Given instruction —
Wherever the word "Ügyeljen" appears in the entries, copy the whole line.

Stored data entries
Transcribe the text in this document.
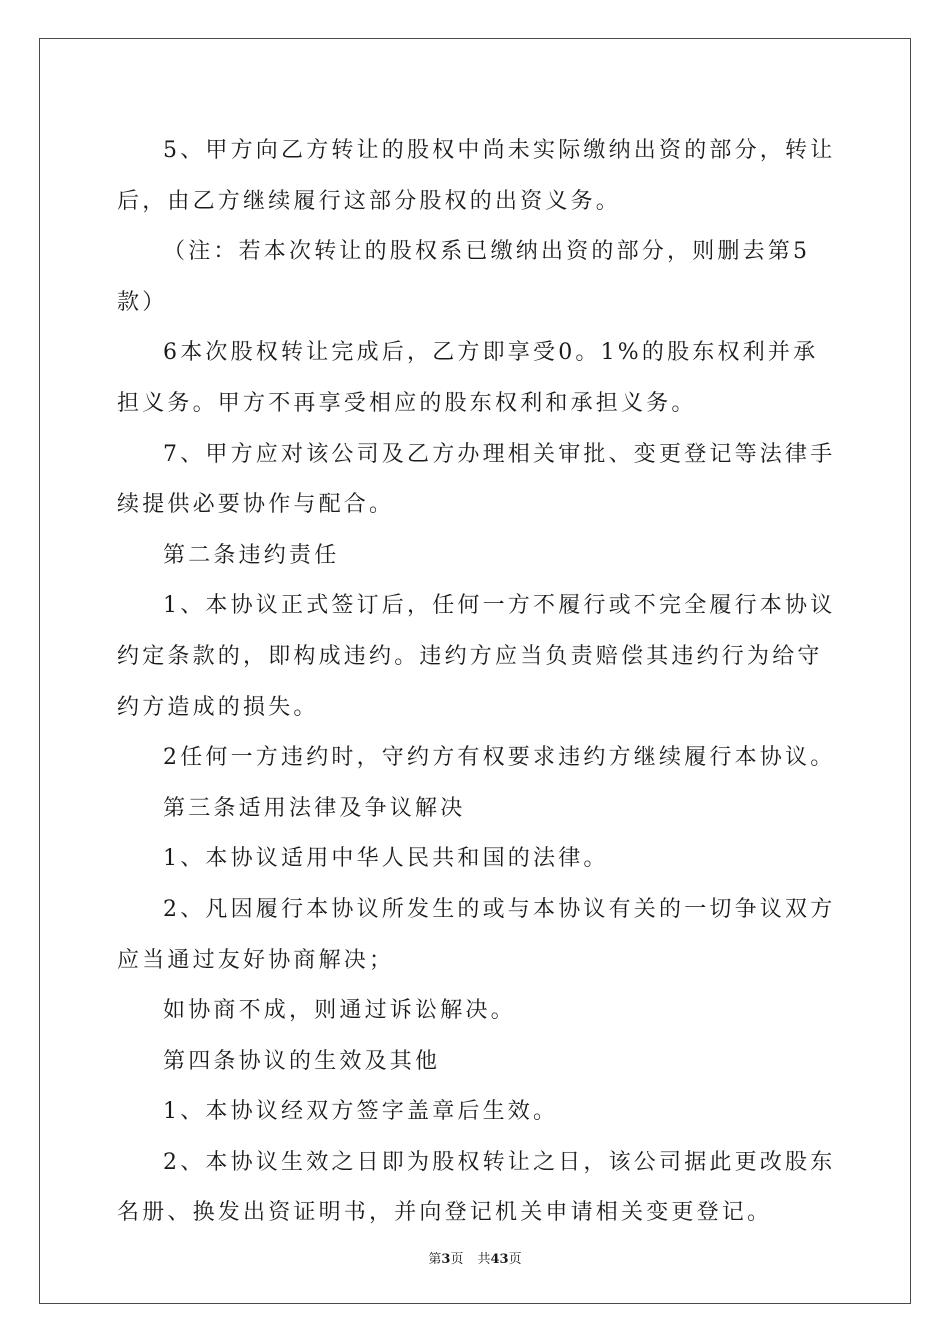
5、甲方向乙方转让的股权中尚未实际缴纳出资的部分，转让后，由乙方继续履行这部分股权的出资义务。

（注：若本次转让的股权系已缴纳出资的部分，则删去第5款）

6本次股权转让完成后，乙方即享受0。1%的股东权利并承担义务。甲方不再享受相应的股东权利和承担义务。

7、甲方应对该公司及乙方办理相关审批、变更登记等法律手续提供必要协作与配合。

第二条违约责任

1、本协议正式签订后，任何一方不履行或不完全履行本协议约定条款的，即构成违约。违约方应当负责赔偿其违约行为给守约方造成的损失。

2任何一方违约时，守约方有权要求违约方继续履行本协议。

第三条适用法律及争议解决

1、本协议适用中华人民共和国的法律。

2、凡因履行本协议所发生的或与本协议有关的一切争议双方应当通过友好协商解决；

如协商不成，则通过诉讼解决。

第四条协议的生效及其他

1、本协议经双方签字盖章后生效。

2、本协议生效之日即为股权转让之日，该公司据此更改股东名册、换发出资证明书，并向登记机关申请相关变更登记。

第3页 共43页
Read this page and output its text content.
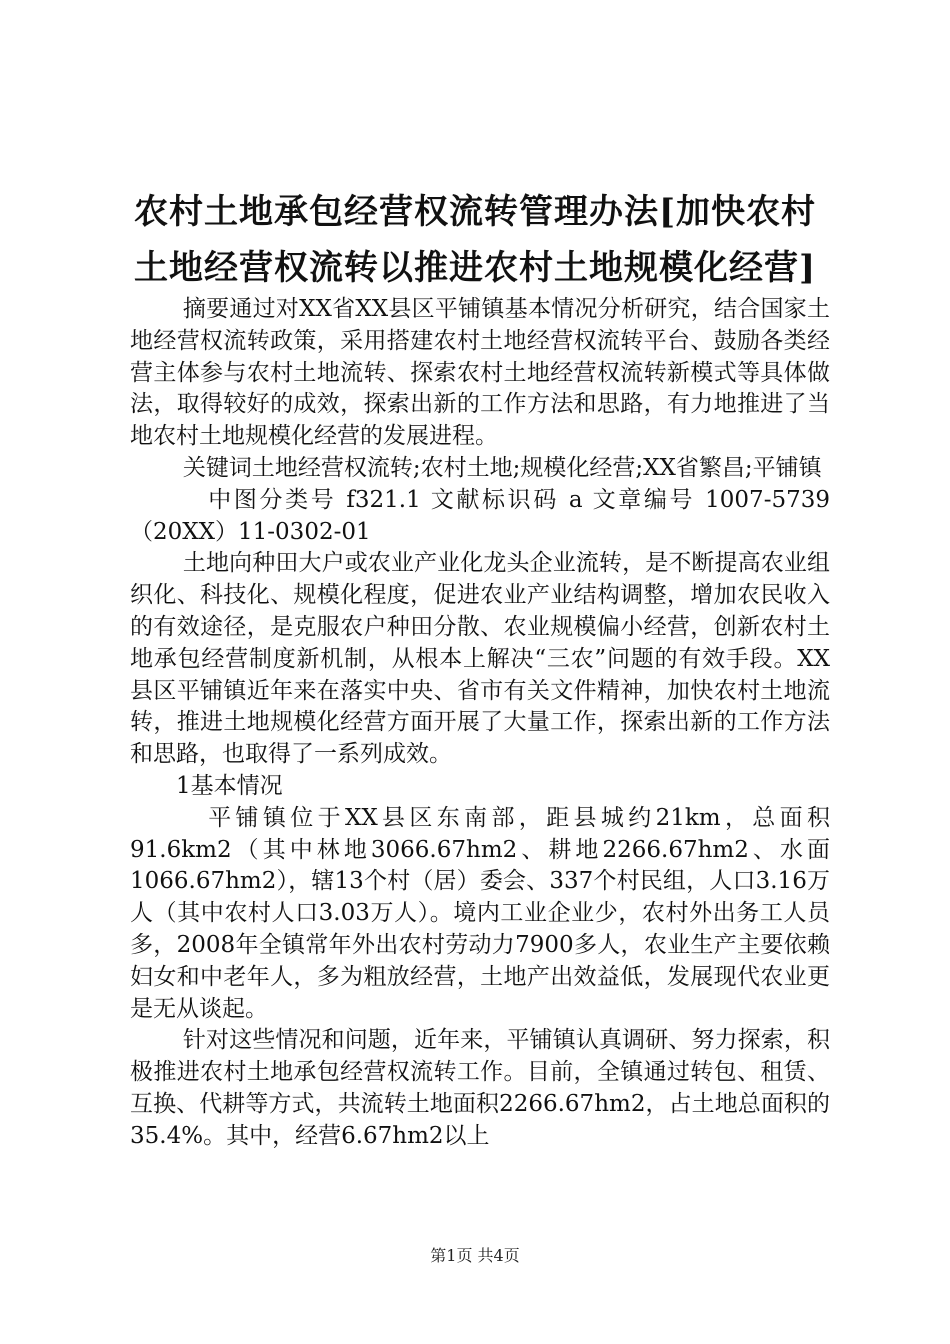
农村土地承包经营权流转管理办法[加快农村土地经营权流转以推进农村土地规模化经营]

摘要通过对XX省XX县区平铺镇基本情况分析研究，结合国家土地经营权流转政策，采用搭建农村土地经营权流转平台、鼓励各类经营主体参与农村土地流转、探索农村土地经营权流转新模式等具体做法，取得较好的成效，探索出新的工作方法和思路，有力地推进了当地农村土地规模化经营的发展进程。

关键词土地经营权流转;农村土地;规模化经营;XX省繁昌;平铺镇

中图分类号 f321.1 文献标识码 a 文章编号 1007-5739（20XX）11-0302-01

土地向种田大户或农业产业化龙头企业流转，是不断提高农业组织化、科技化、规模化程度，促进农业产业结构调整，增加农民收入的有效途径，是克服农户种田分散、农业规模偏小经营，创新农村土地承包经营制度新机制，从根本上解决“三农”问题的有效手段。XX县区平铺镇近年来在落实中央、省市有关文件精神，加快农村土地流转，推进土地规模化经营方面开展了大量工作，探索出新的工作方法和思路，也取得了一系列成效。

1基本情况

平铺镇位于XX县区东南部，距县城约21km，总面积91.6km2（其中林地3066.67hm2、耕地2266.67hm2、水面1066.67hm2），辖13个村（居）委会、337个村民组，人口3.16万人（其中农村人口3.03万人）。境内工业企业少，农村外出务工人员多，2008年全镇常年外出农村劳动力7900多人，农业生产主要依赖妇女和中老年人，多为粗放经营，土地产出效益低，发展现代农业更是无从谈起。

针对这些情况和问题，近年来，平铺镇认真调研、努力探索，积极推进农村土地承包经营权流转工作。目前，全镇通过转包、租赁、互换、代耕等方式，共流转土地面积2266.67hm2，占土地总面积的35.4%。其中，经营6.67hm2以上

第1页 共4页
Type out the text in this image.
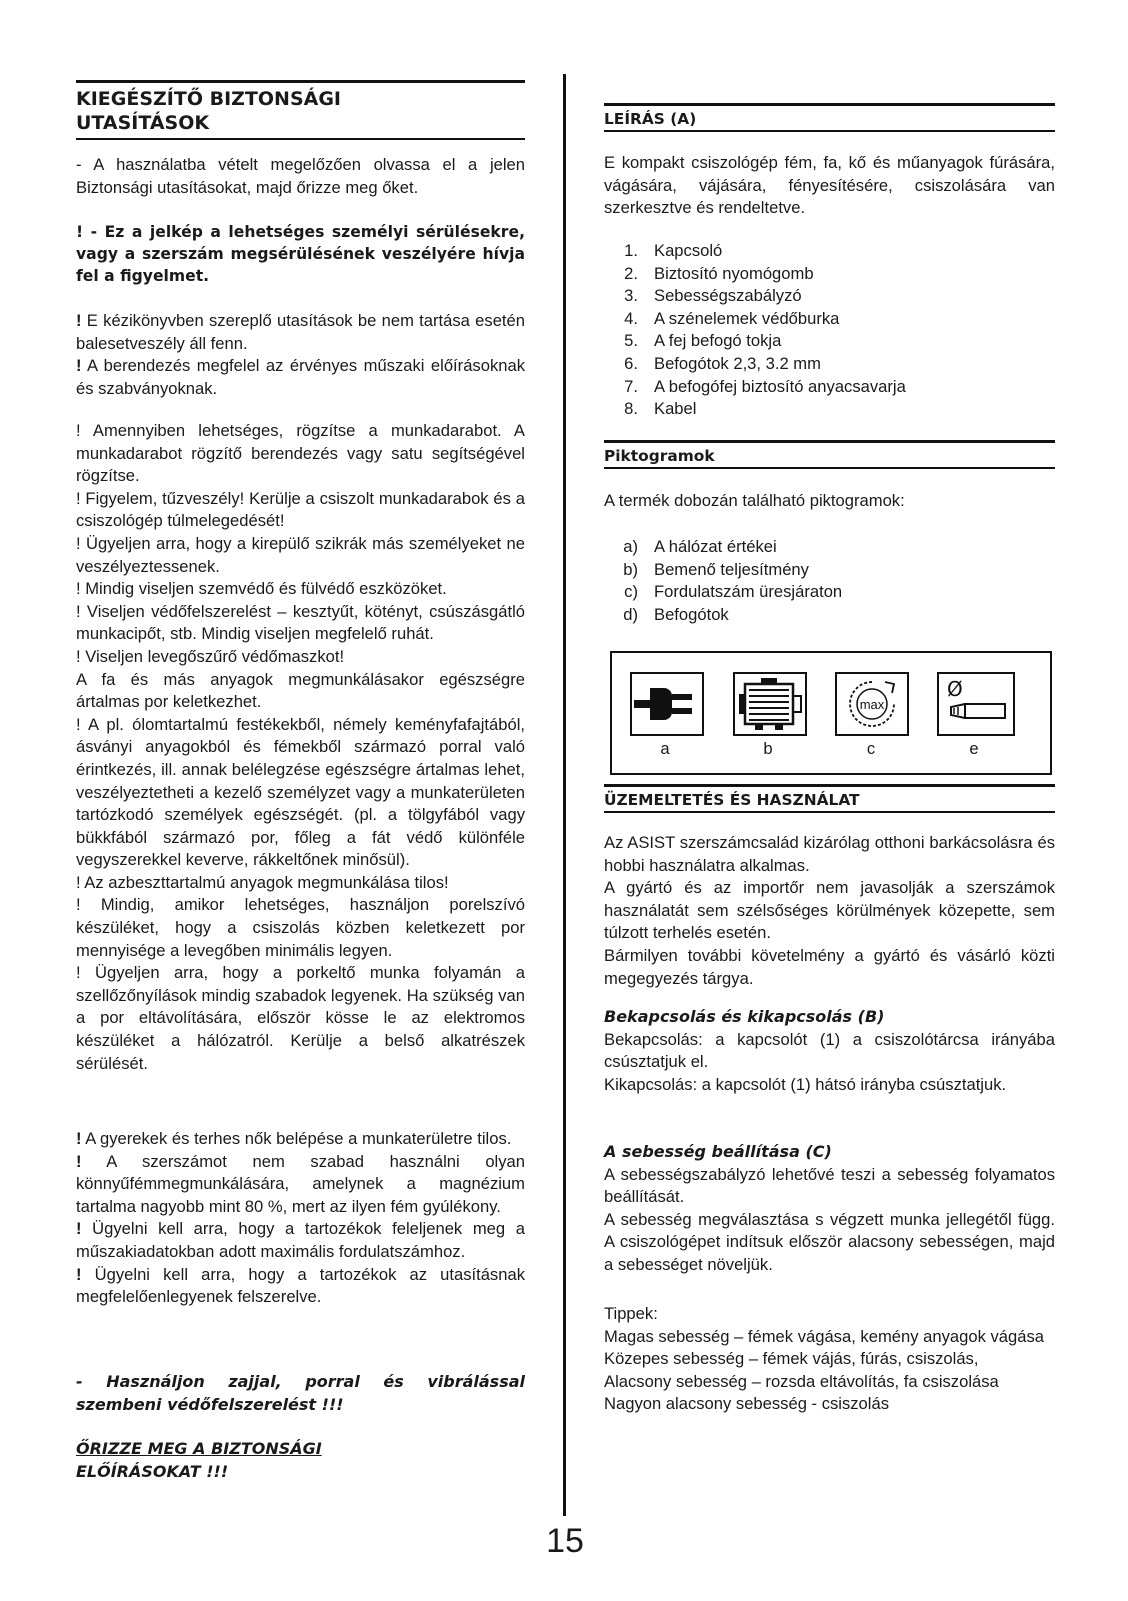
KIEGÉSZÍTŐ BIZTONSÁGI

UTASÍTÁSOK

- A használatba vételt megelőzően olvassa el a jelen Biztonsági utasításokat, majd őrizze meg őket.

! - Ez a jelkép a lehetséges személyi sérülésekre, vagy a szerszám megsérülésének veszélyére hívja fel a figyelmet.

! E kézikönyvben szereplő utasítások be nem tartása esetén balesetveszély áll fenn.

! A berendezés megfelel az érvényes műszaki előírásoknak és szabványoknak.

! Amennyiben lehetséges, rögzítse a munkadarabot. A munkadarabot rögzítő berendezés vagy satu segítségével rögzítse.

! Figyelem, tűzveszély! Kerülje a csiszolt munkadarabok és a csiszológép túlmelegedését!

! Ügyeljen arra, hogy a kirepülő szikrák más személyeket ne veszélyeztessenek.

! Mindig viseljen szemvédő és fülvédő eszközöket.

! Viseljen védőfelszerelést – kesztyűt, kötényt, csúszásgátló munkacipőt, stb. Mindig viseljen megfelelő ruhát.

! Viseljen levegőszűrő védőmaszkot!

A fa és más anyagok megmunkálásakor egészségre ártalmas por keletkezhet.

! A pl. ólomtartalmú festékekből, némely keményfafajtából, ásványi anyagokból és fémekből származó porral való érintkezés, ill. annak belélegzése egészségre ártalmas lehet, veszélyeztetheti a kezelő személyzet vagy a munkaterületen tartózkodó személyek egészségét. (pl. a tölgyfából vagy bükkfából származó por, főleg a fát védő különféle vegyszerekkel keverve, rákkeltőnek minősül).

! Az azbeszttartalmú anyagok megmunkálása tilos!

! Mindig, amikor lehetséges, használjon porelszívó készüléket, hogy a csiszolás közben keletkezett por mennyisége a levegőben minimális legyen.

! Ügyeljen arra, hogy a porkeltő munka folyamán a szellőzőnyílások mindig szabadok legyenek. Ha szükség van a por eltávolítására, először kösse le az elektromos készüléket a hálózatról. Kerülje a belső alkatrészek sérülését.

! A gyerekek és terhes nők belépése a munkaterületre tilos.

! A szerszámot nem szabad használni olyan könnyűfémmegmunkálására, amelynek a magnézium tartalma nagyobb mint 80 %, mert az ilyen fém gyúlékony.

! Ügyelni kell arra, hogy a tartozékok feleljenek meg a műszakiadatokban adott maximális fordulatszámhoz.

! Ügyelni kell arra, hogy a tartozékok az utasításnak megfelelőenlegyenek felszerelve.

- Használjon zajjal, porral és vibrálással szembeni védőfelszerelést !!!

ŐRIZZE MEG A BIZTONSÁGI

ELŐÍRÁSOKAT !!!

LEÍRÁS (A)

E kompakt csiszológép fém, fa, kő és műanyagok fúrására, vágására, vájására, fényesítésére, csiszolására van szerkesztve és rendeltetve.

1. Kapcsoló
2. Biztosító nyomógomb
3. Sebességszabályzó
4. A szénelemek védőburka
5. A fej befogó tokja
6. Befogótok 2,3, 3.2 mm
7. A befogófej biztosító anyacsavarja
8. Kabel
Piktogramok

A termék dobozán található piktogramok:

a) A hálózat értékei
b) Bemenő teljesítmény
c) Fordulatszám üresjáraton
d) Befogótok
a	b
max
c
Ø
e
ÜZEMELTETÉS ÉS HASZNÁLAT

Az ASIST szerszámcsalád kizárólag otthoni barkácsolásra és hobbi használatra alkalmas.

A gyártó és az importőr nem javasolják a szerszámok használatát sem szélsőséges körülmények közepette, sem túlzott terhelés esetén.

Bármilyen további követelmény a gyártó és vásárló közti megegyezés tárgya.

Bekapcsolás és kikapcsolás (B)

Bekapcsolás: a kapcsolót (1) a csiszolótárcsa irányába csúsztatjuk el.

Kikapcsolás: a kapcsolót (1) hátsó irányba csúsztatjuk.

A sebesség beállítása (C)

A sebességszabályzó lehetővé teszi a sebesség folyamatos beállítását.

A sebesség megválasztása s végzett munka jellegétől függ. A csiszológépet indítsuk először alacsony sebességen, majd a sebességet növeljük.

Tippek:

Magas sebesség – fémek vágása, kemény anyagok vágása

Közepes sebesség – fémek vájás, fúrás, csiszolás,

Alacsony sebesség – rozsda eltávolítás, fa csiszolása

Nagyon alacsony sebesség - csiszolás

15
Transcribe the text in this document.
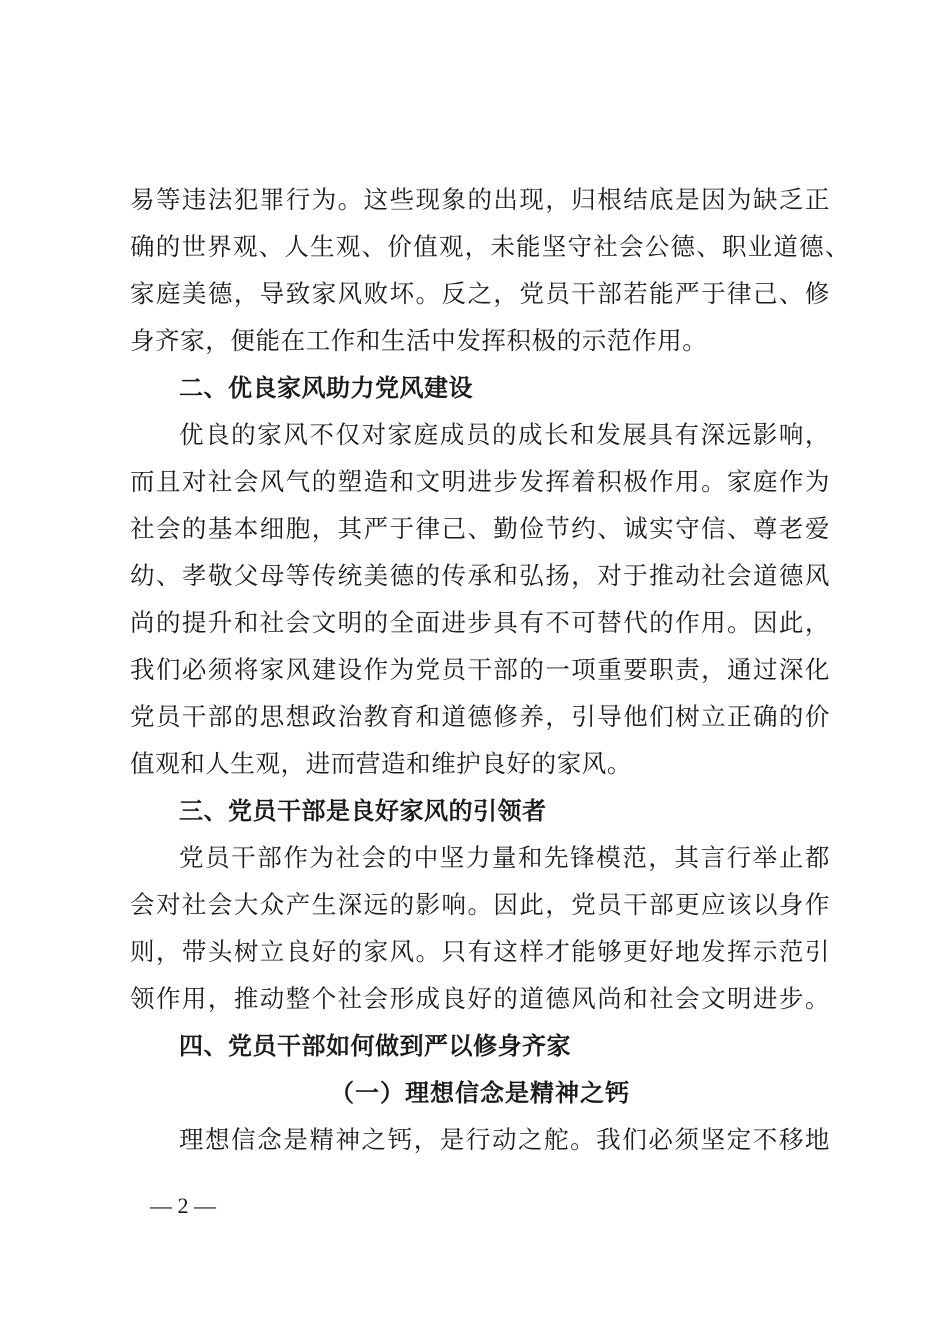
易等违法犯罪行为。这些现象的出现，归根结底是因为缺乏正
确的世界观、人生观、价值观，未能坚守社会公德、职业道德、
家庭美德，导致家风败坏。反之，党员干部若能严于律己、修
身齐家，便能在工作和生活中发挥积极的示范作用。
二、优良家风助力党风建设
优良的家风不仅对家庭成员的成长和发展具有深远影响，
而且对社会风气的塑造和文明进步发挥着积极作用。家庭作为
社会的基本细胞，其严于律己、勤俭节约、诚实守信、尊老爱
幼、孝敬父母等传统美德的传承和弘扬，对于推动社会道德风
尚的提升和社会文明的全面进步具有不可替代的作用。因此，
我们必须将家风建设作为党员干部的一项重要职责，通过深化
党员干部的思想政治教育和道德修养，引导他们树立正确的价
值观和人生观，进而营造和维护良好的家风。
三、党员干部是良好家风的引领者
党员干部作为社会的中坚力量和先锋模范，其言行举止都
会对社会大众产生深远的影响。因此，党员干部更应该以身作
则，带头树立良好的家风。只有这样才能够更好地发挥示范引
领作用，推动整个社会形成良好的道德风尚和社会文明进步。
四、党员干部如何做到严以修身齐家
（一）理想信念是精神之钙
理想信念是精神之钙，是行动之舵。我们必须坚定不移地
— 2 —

Result of the task —
! Ügyeljen arra, hogy a kirepülő szikrák más személyeket ne veszélyeztessenek.
! Ügyeljen arra, hogy a porkeltő munka folyamán a szellőzőnyílások mindig szabadok legyenek. Ha szükség van a por eltávolítására, először kösse le az elektromos készüléket a hálózatról. Kerülje a belső alkatrészek sérülését.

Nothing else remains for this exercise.